Records for this exercise ::
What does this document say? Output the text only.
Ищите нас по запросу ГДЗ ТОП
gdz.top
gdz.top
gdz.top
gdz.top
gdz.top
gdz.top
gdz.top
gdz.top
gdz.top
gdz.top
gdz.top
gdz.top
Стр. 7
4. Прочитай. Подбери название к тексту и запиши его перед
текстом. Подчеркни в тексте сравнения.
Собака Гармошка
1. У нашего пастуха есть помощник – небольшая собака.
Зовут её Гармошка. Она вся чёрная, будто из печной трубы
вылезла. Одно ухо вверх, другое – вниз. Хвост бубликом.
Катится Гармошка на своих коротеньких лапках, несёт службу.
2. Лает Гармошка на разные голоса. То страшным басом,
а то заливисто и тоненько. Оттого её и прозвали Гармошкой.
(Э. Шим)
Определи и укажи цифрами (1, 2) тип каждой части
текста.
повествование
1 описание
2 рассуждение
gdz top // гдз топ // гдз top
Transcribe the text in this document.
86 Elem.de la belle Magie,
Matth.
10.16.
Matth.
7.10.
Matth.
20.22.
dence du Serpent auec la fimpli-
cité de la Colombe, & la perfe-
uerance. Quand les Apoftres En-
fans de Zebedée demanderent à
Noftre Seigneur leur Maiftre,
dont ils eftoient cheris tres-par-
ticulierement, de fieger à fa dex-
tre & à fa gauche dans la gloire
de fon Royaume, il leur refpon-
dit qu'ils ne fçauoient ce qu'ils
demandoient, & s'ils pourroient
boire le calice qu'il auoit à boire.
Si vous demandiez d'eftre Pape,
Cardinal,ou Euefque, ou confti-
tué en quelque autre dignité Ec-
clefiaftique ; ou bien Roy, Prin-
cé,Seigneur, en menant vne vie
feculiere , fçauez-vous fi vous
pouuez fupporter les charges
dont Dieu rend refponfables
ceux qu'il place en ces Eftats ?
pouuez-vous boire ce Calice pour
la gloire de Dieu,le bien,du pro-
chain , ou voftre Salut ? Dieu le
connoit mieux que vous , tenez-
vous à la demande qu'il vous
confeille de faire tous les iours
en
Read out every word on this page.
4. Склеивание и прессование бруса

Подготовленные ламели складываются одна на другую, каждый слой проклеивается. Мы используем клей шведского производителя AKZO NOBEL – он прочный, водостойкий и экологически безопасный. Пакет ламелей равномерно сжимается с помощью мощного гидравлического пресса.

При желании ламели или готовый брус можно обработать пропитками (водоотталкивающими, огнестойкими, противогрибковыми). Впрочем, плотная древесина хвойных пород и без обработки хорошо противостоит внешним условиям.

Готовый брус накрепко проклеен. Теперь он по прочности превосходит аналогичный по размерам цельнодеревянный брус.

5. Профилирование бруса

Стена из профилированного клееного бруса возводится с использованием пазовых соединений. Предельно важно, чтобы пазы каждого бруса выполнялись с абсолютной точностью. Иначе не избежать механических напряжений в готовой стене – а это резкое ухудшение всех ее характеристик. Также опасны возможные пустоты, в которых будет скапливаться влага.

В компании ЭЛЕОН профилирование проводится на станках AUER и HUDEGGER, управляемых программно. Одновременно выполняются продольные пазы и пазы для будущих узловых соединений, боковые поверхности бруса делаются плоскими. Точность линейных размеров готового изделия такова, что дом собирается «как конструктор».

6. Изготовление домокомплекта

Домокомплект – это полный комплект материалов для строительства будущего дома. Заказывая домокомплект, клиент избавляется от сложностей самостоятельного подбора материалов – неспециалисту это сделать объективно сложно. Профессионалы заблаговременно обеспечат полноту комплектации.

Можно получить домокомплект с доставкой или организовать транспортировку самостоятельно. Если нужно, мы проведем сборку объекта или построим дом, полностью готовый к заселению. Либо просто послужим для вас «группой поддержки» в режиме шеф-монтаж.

Written instruction :: Locate the word "бруса" in the data above. Copy every line carrying it.

Task output ::
4. Склеивание и прессование бруса
5. Профилирование бруса
Стена из профилированного клееного бруса возводится с использованием пазовых соединений. Предельно важно, чтобы пазы каждого бруса выполнялись с абсолютной точностью. Иначе не избежать механических напряжений в готовой стене – а это резкое ухудшение всех ее характеристик. Также опасны возможные пустоты, в которых будет скапливаться влага.
В компании ЭЛЕОН профилирование проводится на станках AUER и HUDEGGER, управляемых программно. Одновременно выполняются продольные пазы и пазы для будущих узловых соединений, боковые поверхности бруса делаются плоскими. Точность линейных размеров готового изделия такова, что дом собирается «как конструктор».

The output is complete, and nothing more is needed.